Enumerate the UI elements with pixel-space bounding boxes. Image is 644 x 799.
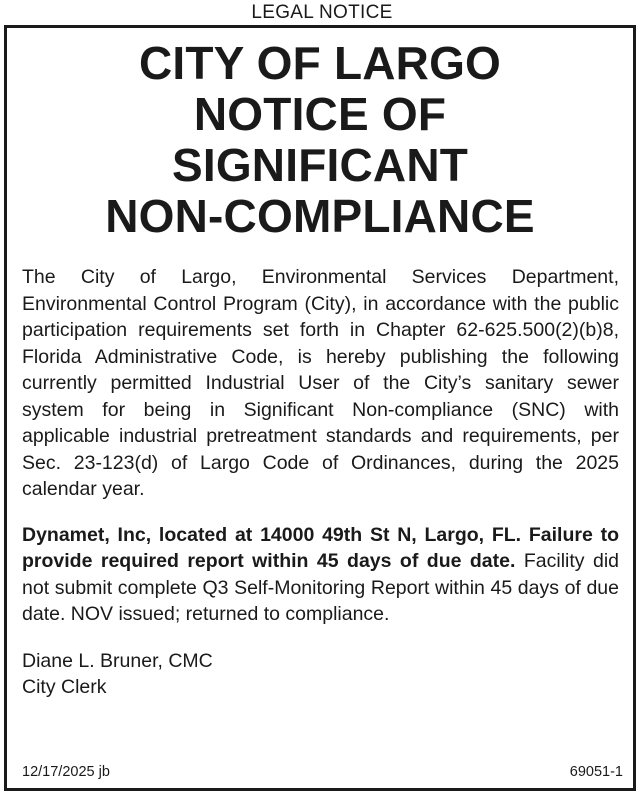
notice-title-line: CITY OF LARGO: [138, 37, 502, 89]
ad-number: 69051-1: [569, 764, 623, 780]
legal-notice-label: LEGAL NOTICE: [251, 2, 393, 23]
footer-row: [22, 764, 623, 780]
notice-title-line: NOTICE OF: [193, 88, 447, 140]
notice-title-line: SIGNIFICANT: [171, 139, 469, 191]
signature-block: [22, 648, 618, 701]
notice-title-line: NON-COMPLIANCE: [105, 190, 535, 242]
publication-date: 12/17/2025 jb: [22, 764, 110, 780]
finding-detail-text: Facility did not submit complete Q3 Self-Monitoring Report within 45 days of due date. NOV issued; returned to compliance.: [22, 550, 620, 625]
finding-bold-text: Dynamet, Inc, located at 14000 49th St N, Largo, FL. Failure to provide required report within 45 days of due date.: [22, 523, 619, 572]
finding-paragraph: [22, 522, 619, 628]
signatory-title: City Clerk: [22, 676, 107, 698]
notice-title: [7, 38, 633, 242]
notice-box: [4, 25, 636, 791]
notice-body-paragraph: The City of Largo, Environmental Services Department, Environmental Control Program (City), in accordance with the public participation requirements set forth in Chapter 62-625.500(2)(b)8, Florida Administrative Code, is hereby publishing the following currently permitted Industrial User of the City’s sanitary sewer system for being in Significant Non-compliance (SNC) with applicable industrial pretreatment standards and requirements, per Sec. 23-123(d) of Largo Code of Ordinances, during the 2025 calendar year.: [22, 266, 619, 500]
signatory-name: Diane L. Bruner, CMC: [22, 649, 213, 672]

Short problem: Reproduce the lines of the material from the line with "notice-title-line: CITY OF" to the line with "notice-title-line: NOTICE OF: [193, 88, 447, 140]", both included, keeping each one unchanged.

Full solution:
notice-title-line: CITY OF LARGO: [138, 37, 502, 89]
ad-number: 69051-1: [569, 764, 623, 780]
legal-notice-label: LEGAL NOTICE: [251, 2, 393, 23]
footer-row: [22, 764, 623, 780]
notice-title-line: NOTICE OF: [193, 88, 447, 140]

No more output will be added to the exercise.